→ Instrucciones y requisitos: Por favor, reescribe como una lista JSON de cadenas, una por línea y sin líneas en blanco, el tramo de las entradas que va desde su comienzo hasta la línea que contiene "account-name: PKR Clearing", con ambos extremos incluidos. Incluye solo ese tramo.

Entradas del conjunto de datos

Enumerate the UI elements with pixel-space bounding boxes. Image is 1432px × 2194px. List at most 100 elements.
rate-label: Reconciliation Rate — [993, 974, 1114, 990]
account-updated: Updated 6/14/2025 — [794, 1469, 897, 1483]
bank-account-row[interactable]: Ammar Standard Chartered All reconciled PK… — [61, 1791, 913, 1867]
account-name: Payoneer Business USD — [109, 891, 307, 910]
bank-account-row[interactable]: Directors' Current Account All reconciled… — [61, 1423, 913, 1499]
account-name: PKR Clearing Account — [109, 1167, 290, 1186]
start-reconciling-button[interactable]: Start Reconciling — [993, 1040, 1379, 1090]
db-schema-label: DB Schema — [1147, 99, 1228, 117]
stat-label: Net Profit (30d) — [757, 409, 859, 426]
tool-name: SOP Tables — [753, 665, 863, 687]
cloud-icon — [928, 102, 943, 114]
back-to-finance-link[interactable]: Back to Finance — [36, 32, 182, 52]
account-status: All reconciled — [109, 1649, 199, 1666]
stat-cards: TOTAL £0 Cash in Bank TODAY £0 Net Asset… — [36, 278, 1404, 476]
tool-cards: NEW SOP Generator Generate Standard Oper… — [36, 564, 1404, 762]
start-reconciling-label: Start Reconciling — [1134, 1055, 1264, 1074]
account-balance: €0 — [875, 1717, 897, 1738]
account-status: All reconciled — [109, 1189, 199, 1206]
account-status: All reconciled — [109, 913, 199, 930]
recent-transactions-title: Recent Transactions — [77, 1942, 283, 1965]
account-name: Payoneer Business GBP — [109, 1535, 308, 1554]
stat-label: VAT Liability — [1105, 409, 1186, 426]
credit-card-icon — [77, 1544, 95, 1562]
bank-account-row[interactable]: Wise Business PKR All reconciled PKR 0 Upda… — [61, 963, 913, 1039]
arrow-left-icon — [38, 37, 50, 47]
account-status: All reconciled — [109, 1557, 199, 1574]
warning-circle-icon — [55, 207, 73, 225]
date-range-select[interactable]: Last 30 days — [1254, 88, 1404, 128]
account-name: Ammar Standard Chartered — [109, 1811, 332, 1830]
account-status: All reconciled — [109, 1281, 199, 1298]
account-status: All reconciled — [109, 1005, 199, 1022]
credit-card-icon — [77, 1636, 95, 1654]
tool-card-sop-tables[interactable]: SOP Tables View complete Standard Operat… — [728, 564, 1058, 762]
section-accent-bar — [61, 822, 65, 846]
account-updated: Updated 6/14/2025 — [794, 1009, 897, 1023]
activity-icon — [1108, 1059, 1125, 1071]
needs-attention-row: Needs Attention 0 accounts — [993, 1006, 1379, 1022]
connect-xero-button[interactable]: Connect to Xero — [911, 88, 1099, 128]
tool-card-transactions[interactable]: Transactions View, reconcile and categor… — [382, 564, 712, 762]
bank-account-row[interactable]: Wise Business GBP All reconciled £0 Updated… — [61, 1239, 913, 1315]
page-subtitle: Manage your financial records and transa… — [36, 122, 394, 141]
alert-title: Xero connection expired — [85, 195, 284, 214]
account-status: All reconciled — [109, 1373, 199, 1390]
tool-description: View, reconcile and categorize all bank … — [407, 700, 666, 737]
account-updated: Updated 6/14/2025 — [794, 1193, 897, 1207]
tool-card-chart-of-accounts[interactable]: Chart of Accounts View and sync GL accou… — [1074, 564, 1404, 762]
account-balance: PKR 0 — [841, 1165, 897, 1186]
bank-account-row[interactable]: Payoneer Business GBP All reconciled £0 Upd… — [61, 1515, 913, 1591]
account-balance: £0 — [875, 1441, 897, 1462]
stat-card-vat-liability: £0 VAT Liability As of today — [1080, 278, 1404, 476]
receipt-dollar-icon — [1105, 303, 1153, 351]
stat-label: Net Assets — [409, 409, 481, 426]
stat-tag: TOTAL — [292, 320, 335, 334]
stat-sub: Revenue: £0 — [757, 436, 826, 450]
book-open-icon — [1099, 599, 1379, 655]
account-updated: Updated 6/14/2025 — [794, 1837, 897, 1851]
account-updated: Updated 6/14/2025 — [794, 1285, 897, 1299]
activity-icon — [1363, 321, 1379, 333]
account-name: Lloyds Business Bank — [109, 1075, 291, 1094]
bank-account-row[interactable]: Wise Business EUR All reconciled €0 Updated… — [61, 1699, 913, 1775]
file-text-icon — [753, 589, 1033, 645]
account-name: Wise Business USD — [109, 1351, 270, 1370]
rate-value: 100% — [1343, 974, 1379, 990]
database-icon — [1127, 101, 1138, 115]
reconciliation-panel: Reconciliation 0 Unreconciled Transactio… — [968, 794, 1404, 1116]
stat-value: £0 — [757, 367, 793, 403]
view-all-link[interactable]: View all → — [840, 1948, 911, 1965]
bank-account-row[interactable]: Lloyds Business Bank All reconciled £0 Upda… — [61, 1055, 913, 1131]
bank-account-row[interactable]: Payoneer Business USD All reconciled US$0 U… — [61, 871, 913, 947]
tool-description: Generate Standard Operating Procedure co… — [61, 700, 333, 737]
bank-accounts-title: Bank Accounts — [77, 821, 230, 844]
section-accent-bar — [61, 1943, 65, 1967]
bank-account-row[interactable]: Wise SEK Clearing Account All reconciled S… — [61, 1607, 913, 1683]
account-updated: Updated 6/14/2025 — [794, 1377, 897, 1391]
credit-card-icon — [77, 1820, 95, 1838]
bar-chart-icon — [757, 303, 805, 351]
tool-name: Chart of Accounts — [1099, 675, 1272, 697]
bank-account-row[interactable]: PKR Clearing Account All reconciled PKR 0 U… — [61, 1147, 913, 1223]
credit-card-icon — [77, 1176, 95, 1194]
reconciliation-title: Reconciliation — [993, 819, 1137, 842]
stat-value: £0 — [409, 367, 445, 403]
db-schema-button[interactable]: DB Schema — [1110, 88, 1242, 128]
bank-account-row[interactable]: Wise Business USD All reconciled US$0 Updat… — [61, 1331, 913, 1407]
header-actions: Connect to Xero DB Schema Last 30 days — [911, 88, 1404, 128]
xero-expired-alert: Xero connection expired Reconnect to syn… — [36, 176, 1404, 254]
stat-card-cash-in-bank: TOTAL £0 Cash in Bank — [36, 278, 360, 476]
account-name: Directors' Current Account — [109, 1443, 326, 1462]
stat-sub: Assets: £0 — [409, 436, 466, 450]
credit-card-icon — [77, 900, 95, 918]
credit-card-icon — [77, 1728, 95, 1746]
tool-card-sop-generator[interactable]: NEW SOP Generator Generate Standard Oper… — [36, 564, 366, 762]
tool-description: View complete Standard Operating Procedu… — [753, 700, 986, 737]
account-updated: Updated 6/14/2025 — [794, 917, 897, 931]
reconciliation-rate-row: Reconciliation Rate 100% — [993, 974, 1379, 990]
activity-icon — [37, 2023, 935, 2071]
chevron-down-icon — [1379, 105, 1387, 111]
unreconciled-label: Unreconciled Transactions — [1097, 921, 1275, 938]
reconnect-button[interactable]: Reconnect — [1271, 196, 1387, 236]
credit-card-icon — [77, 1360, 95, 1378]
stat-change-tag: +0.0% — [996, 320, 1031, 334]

→ Respuesta del ejercicio:
[
  "Enumerate the UI elements with pixel-space bounding boxes. Image is 1432px × 2194px. List at most 100 elements.",
  "rate-label: Reconciliation Rate — [993, 974, 1114, 990]",
  "account-updated: Updated 6/14/2025 — [794, 1469, 897, 1483]",
  "bank-account-row[interactable]: Ammar Standard Chartered All reconciled PK… — [61, 1791, 913, 1867]",
  "account-name: Payoneer Business USD — [109, 891, 307, 910]",
  "bank-account-row[interactable]: Directors' Current Account All reconciled… — [61, 1423, 913, 1499]",
  "account-name: PKR Clearing Account — [109, 1167, 290, 1186]"
]